Den zweiten "politischen Tsunami" bildete die Entscheidung des
Premierministers Ariel Scharon, den Likud zu verlassen und als
77-Jähriger die neue "Partei der Nationalen Verantwortung" zu
gründen.
Scharons Abgang ist beispiellos in der israelischen Politik. Er
hat den Likud 1973 gegründet und im Januar 2003 zu einem
großen Sieg bei den Parlamentswahlen geführt - die Partei
gewann 40 der insgesamt 120 Mandate. Zum Vergleich: Der Likud
erhielt 1999 unter Scharons Parteirivalen Benjamin Netanjahu
lediglich 19 Sitze. Aber nachdem Scharon seinen einseitigen
Rückzugsplan aus Gaza ankündigte, begann sein Leidensweg
in der eigenen Partei. So ignorierte der Parteikongress seinen
großen Erfolg: Zum ersten Mal erkannte ein US-Präsident
an, dass Israel für immer große jüdische
Siedlungsblöcke in der Westbank behalten darf. Dennoch
stimmten im Mai 2004 die meisten Delegierten gegen den Gaza-Plan.
Ebenfalls entgegen einer weiteren Entscheidung dieses Gremiums
koalierte Scharon im Januar 2005 nach dem Ausscheiden der
rechtsnationalen Parteien mit der Arbeitspartei. Im August
ließ der "Vater der Siedlerbewegung" als erster Regierungschef
alle 8.000 jüdischen Siedler aus Gaza zwangsumsiedeln. Dass er
weitere isolierte Siedlungen evakuieren will, machte er deutlich.
Dass dies mit dem jetzigen Likud nahezu unmöglich sein wird,
ebenso.
Mit seinem politischen Urknall hat Scharon ideologische Klarheit
in der politischen Landschaft Israels geschaffen, die von nun an
aus drei statt bisher zwei großen Parteien bestehen wird. Die
Arbeitspartei wird unter Perez ausgesprochen linke Positionen
einnehmen, vor allem in Wirtschaftsfragen, aber auch in Bezug auf
die Politik gegenüber den Palästinensern. Perez fordert
eine bedingungslose Rückkehr an den Verhandlungs-tisch sowie
die einseitige Räumung jüdischer Siedlungen. Der Likud
nach Scharon ist eine rechte Partei, deren Hauptziel darin bestehen
wird, jeden einseitigen Rückzug zu verhindern. In der
politischen Mitte wird Scharon versuchen, seinen Plan des
einseitigen Rück-zugs aus der Westbank mit dem internationalen
Friedensplan, der Road Map, in Einklang zu bringen.
Scharon konnte bisher 14 Abgeordnete des Likuds hinter sich
bringen, um den Status einer Fraktion zu erlangen. Damit geht ein
Anspruch auf staatliche Förderung von umgerechnet 200.000 Euro
und drei Sendeminuten im Fernsehen pro Parlamentarier einher.

▸ **ARBEITSAUFTRÄGE**:
1. Erläutern Sie anhand des Textauszugs über Scharons Austritt aus dem Likud, wozu Scharon 14 Likud-Abgeordnete hinter sich brachte und was mit diesem Schritt verbunden ist.
2. Wie viele Mandate gewann der Likud laut dem Textauszug über Scharons Austritt bei den Parlamentswahlen im Januar 2003?
3. Führen Sie den Textauszug über Scharons Bruch mit dem Likud im Anschluss an seinen letzten Satz fort.

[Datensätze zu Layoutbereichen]
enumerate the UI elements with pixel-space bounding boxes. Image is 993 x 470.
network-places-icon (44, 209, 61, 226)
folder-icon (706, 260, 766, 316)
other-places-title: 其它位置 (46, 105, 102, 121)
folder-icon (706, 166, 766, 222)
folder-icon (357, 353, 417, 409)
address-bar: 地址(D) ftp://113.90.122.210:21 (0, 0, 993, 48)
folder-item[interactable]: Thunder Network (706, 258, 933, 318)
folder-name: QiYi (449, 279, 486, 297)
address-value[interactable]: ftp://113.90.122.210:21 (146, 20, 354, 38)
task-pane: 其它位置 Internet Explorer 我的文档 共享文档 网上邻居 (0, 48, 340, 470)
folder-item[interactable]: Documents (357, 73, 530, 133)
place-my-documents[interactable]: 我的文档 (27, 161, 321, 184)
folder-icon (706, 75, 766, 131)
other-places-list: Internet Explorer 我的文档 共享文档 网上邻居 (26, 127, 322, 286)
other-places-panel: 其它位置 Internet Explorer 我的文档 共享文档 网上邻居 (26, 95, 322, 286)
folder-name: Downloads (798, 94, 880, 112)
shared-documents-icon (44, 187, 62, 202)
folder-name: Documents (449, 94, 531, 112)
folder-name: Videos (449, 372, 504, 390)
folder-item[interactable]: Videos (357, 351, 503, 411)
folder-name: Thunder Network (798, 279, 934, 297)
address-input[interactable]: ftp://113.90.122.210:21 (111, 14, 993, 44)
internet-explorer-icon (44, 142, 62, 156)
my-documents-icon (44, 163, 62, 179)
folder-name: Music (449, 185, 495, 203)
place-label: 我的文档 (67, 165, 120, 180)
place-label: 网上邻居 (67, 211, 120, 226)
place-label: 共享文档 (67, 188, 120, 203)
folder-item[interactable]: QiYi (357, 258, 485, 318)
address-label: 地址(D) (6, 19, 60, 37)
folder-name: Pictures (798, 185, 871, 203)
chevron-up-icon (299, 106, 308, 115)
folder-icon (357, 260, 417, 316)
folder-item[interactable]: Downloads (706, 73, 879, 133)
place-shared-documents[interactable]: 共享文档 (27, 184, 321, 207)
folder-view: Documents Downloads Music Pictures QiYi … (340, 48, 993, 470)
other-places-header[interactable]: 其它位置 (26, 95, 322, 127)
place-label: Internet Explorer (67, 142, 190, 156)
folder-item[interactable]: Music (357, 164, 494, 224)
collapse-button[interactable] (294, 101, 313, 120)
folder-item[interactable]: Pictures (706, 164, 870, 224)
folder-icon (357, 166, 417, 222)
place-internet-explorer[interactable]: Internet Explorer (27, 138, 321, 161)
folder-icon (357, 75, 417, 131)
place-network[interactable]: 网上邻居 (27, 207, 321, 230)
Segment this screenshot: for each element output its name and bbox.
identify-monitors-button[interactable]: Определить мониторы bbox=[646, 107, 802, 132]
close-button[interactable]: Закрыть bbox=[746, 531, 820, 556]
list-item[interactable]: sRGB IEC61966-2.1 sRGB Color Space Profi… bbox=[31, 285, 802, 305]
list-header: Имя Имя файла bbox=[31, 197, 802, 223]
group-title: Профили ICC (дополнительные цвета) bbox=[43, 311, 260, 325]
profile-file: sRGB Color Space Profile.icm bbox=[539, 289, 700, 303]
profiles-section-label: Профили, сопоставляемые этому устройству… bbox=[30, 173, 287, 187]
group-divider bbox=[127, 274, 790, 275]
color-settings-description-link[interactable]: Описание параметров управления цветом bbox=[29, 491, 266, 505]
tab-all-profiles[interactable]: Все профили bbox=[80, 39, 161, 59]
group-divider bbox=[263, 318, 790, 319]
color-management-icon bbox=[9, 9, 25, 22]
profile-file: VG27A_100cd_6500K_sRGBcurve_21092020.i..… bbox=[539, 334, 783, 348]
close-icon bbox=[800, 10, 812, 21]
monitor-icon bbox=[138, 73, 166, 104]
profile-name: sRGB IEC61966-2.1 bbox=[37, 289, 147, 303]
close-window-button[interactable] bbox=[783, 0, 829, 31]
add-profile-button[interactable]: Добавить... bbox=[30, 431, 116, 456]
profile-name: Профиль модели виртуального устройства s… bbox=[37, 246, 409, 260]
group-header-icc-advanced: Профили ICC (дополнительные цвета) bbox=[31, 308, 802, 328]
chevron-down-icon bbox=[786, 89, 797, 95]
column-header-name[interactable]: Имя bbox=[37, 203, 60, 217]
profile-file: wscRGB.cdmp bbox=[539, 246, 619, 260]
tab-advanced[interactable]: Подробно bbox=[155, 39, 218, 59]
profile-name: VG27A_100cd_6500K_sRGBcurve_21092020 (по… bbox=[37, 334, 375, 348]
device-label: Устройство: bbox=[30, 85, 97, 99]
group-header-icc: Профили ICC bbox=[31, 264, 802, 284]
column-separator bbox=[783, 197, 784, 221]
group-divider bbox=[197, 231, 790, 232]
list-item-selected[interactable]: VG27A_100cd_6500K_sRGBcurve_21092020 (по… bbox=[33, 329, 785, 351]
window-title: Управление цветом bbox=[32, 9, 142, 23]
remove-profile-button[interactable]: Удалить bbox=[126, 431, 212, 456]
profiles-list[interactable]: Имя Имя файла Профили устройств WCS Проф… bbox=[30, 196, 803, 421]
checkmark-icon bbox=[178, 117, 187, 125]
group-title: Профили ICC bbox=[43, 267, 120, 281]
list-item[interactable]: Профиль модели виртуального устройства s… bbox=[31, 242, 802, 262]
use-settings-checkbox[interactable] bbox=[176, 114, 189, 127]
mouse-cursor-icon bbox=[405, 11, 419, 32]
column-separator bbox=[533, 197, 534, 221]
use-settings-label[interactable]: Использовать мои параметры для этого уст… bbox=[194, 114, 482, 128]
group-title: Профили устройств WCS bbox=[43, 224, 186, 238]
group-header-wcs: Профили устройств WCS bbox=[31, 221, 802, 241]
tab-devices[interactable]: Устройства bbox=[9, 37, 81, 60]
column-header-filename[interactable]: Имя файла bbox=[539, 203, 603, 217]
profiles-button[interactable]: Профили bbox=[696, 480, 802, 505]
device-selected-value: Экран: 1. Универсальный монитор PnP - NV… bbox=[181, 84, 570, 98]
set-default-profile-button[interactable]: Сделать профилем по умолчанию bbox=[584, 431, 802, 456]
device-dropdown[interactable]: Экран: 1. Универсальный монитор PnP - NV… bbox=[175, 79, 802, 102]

▸ **ERGEBNISSE JE AUFGABE**:
1. Scharon brachte 14 Abgeordnete des Likuds hinter sich, um den Status einer Fraktion zu erlangen. Damit geht ein Anspruch auf staatliche Förderung von umgerechnet 200.000 Euro einher. Hinzu kommen drei Sendeminuten im Fernsehen pro Parlamentarier.

2. Der Likud gewann 40 der insgesamt 120 Mandate.

3.
Inzwischen sind zwei weitere Abgeordnete zu ihm gestoßen,
Chaim Ramon von der Arbeitspartei und der fraktionslose
religiöse David Tal, ehemals Schaspartei. Vom Likud kamen
unter anderem Vizepremier Ehud Olmert, Justizministerin Tzipi Livni
und Scharons Sohn Omri. Olmert und Livni werden Scharons
Stützen in der Regierung sein. Omri wird lediglich hinter den
Kulissen die Fäden für seinen Vater ziehen, da gegen ihn
Anklage wegen Verstoßes gegen die Regeln der Wahlfinanzierung
erhoben wurde und ein Parlamentsausschuss Omri vorläufig von
seinem Mandat entbinden soll. Möglicherweise werden weitere
Prominente der Arbeitspartei zu Scharon wechseln, so die Ministerin
Dalia Itzik oder der frühere Regierungschef Ehud Barak.
Überraschend kündigte am 24. November der
Präsident der Ben Gurion Universität, Avischai Bravermann
an, dass er in die Arbeitspartei eintritt. Als Grund nannte er die
Wahl von Perez: "Sein Weg ist mein Weg. Perez ist kein Kommunist
und sein Weg ist sozialdemokratisch wie der von Blair und Clinton",
sagte der ehemalige Wirtschaftsexperte der Weltbank. Seine
Entscheidung ist eine Niederlage für Scharon, der ihn für
seine Partei gewinnen wollte.
Ersten Umfragen zufolge würde Scharons "Partei der
Nationalen Verantwortung" zwischen 30 und 33 Mandate, die
Arbeitspartei 26 (bisher 22), der Likud 12 bis 15 (bisher 40), die
sephardisch-religiöse Schas 10 (aktuell 11) Mandate erringen.
Die antireligiöse Zentrumspartei Schinui würde von 15 auf
sechs abrutschen, die linke Meretz von sechs auf vier bis fünf
Mandate. Jeder zweite Likud-Wähler würde - so die
Umfragen weiter - für Scharon stimmen, der auch mit Stimmen
der Anhänger von Schinui und der Arbeitspartei rechnen
kann.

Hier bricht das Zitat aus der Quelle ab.